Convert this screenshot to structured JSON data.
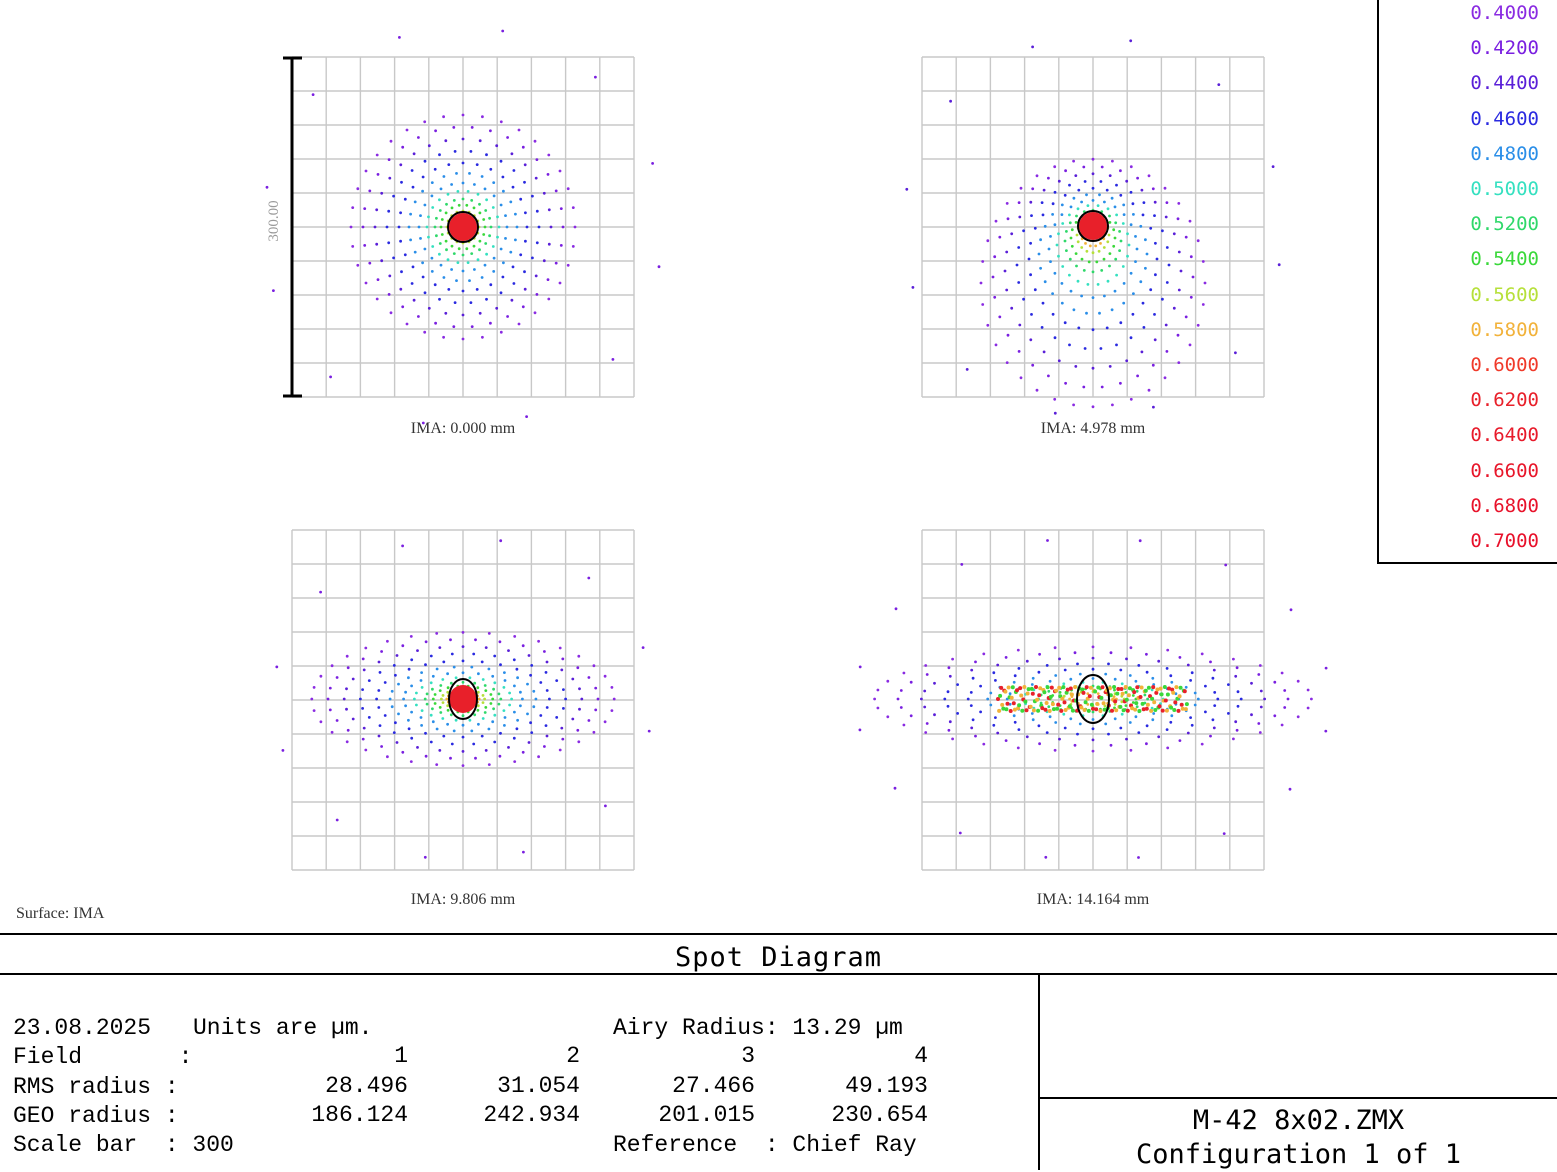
{
  "chart_data": {
    "type": "scatter",
    "title": "Spot Diagram",
    "scale_bar_label": "300.00",
    "surface_label": "Surface: IMA",
    "panels": [
      {
        "label": "IMA: 0.000 mm",
        "rms_radius": 28.496,
        "geo_radius": 186.124,
        "shape": "round"
      },
      {
        "label": "IMA: 4.978 mm",
        "rms_radius": 31.054,
        "geo_radius": 242.934,
        "shape": "comatic"
      },
      {
        "label": "IMA: 9.806 mm",
        "rms_radius": 27.466,
        "geo_radius": 201.015,
        "shape": "flattened"
      },
      {
        "label": "IMA: 14.164 mm",
        "rms_radius": 49.193,
        "geo_radius": 230.654,
        "shape": "elongated"
      }
    ],
    "wavelengths": [
      {
        "value": "0.4000",
        "color": "#8a2be2"
      },
      {
        "value": "0.4200",
        "color": "#7a1fe0"
      },
      {
        "value": "0.4400",
        "color": "#5a1fd8"
      },
      {
        "value": "0.4600",
        "color": "#2a2ae0"
      },
      {
        "value": "0.4800",
        "color": "#2a8ee8"
      },
      {
        "value": "0.5000",
        "color": "#35e0c0"
      },
      {
        "value": "0.5200",
        "color": "#2fd86a"
      },
      {
        "value": "0.5400",
        "color": "#3ad83a"
      },
      {
        "value": "0.5600",
        "color": "#b6e03a"
      },
      {
        "value": "0.5800",
        "color": "#f2b23a"
      },
      {
        "value": "0.6000",
        "color": "#f03a2a"
      },
      {
        "value": "0.6200",
        "color": "#e8202a"
      },
      {
        "value": "0.6400",
        "color": "#e81a2a"
      },
      {
        "value": "0.6600",
        "color": "#e8162a"
      },
      {
        "value": "0.6800",
        "color": "#e8122a"
      },
      {
        "value": "0.7000",
        "color": "#e8102a"
      }
    ]
  },
  "footer": {
    "title": "Spot Diagram",
    "date": "23.08.2025",
    "units": "Units are µm.",
    "airy": "Airy Radius: 13.29 µm",
    "field_label": "Field       :",
    "rms_label": "RMS radius :",
    "geo_label": "GEO radius :",
    "scale_label": "Scale bar  : 300",
    "reference": "Reference  : Chief Ray",
    "fields": [
      "1",
      "2",
      "3",
      "4"
    ],
    "rms": [
      "28.496",
      "31.054",
      "27.466",
      "49.193"
    ],
    "geo": [
      "186.124",
      "242.934",
      "201.015",
      "230.654"
    ],
    "file": "M-42 8x02.ZMX",
    "config": "Configuration 1 of 1"
  }
}
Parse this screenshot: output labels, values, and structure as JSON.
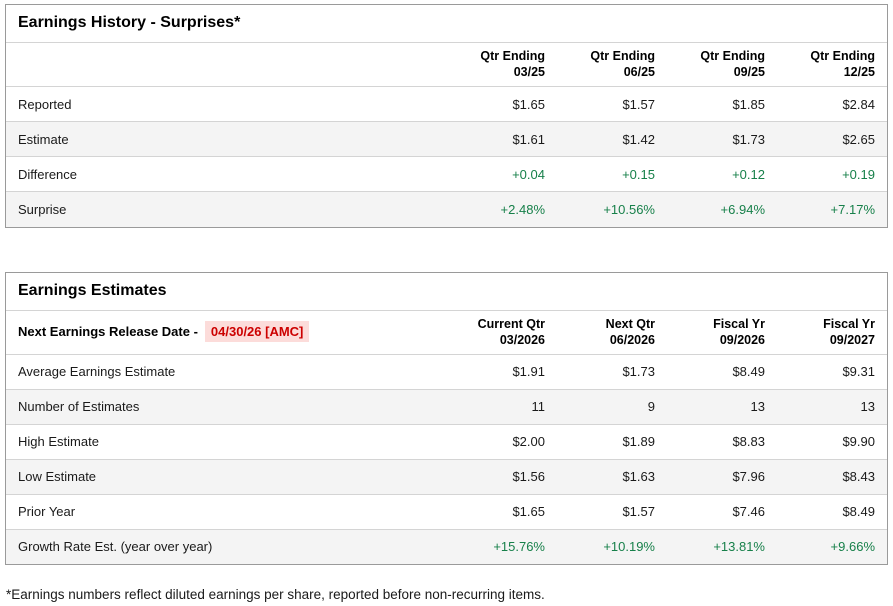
{
  "colors": {
    "green": "#17804a",
    "red": "#cc0000",
    "red-bg": "#fcdcda",
    "stripe": "#f4f4f4",
    "border": "#d4d4d4",
    "border-outer": "#9a9a9a",
    "text": "#1a1a1a"
  },
  "history": {
    "title": "Earnings History - Surprises*",
    "columns": [
      {
        "line1": "Qtr Ending",
        "line2": "03/25"
      },
      {
        "line1": "Qtr Ending",
        "line2": "06/25"
      },
      {
        "line1": "Qtr Ending",
        "line2": "09/25"
      },
      {
        "line1": "Qtr Ending",
        "line2": "12/25"
      }
    ],
    "rows": [
      {
        "label": "Reported",
        "values": [
          "$1.65",
          "$1.57",
          "$1.85",
          "$2.84"
        ]
      },
      {
        "label": "Estimate",
        "values": [
          "$1.61",
          "$1.42",
          "$1.73",
          "$2.65"
        ]
      },
      {
        "label": "Difference",
        "values": [
          "+0.04",
          "+0.15",
          "+0.12",
          "+0.19"
        ]
      },
      {
        "label": "Surprise",
        "values": [
          "+2.48%",
          "+10.56%",
          "+6.94%",
          "+7.17%"
        ]
      }
    ]
  },
  "estimates": {
    "title": "Earnings Estimates",
    "release_label": "Next Earnings Release Date -",
    "release_date": "04/30/26 [AMC]",
    "columns": [
      {
        "line1": "Current Qtr",
        "line2": "03/2026"
      },
      {
        "line1": "Next Qtr",
        "line2": "06/2026"
      },
      {
        "line1": "Fiscal Yr",
        "line2": "09/2026"
      },
      {
        "line1": "Fiscal Yr",
        "line2": "09/2027"
      }
    ],
    "rows": [
      {
        "label": "Average Earnings Estimate",
        "values": [
          "$1.91",
          "$1.73",
          "$8.49",
          "$9.31"
        ]
      },
      {
        "label": "Number of Estimates",
        "values": [
          "11",
          "9",
          "13",
          "13"
        ]
      },
      {
        "label": "High Estimate",
        "values": [
          "$2.00",
          "$1.89",
          "$8.83",
          "$9.90"
        ]
      },
      {
        "label": "Low Estimate",
        "values": [
          "$1.56",
          "$1.63",
          "$7.96",
          "$8.43"
        ]
      },
      {
        "label": "Prior Year",
        "values": [
          "$1.65",
          "$1.57",
          "$7.46",
          "$8.49"
        ]
      },
      {
        "label": "Growth Rate Est. (year over year)",
        "values": [
          "+15.76%",
          "+10.19%",
          "+13.81%",
          "+9.66%"
        ]
      }
    ]
  },
  "footnote": "*Earnings numbers reflect diluted earnings per share, reported before non-recurring items."
}
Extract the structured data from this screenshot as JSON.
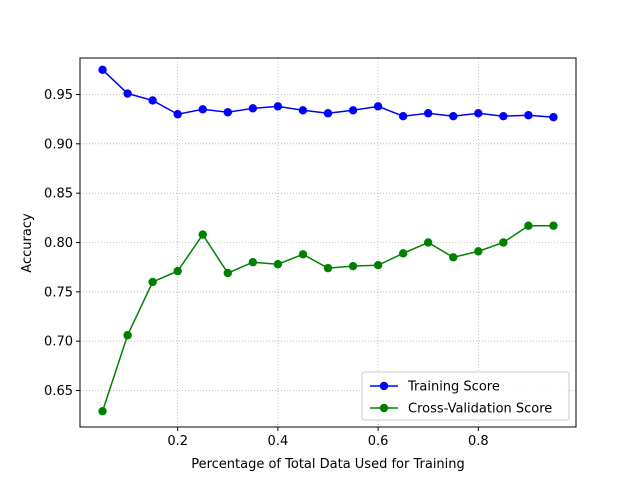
{
  "chart_data": {
    "type": "line",
    "title": "",
    "xlabel": "Percentage of Total Data Used for Training",
    "ylabel": "Accuracy",
    "xlim": [
      0.005,
      0.995
    ],
    "ylim": [
      0.613,
      0.987
    ],
    "x_ticks": [
      {
        "value": 0.2,
        "label": "0.2"
      },
      {
        "value": 0.4,
        "label": "0.4"
      },
      {
        "value": 0.6,
        "label": "0.6"
      },
      {
        "value": 0.8,
        "label": "0.8"
      }
    ],
    "y_ticks": [
      {
        "value": 0.65,
        "label": "0.65"
      },
      {
        "value": 0.7,
        "label": "0.70"
      },
      {
        "value": 0.75,
        "label": "0.75"
      },
      {
        "value": 0.8,
        "label": "0.80"
      },
      {
        "value": 0.85,
        "label": "0.85"
      },
      {
        "value": 0.9,
        "label": "0.90"
      },
      {
        "value": 0.95,
        "label": "0.95"
      }
    ],
    "grid": true,
    "legend_position": "lower-right",
    "x": [
      0.05,
      0.1,
      0.15,
      0.2,
      0.25,
      0.3,
      0.35,
      0.4,
      0.45,
      0.5,
      0.55,
      0.6,
      0.65,
      0.7,
      0.75,
      0.8,
      0.85,
      0.9,
      0.95
    ],
    "series": [
      {
        "name": "Training Score",
        "color": "#0000ff",
        "values": [
          0.975,
          0.951,
          0.944,
          0.93,
          0.935,
          0.932,
          0.936,
          0.938,
          0.934,
          0.931,
          0.934,
          0.938,
          0.928,
          0.931,
          0.928,
          0.931,
          0.928,
          0.929,
          0.927
        ]
      },
      {
        "name": "Cross-Validation Score",
        "color": "#008000",
        "values": [
          0.629,
          0.706,
          0.76,
          0.771,
          0.808,
          0.769,
          0.78,
          0.778,
          0.788,
          0.774,
          0.776,
          0.777,
          0.789,
          0.8,
          0.785,
          0.791,
          0.8,
          0.817,
          0.817
        ]
      }
    ]
  }
}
==*==
*DIRECTIONS*:
Every line that holds the word "Next" should be extracted.

*RIGHT ANSWER*:
    "release_label": "Next Earnings Release Date -",
        "line1": "Next Qtr",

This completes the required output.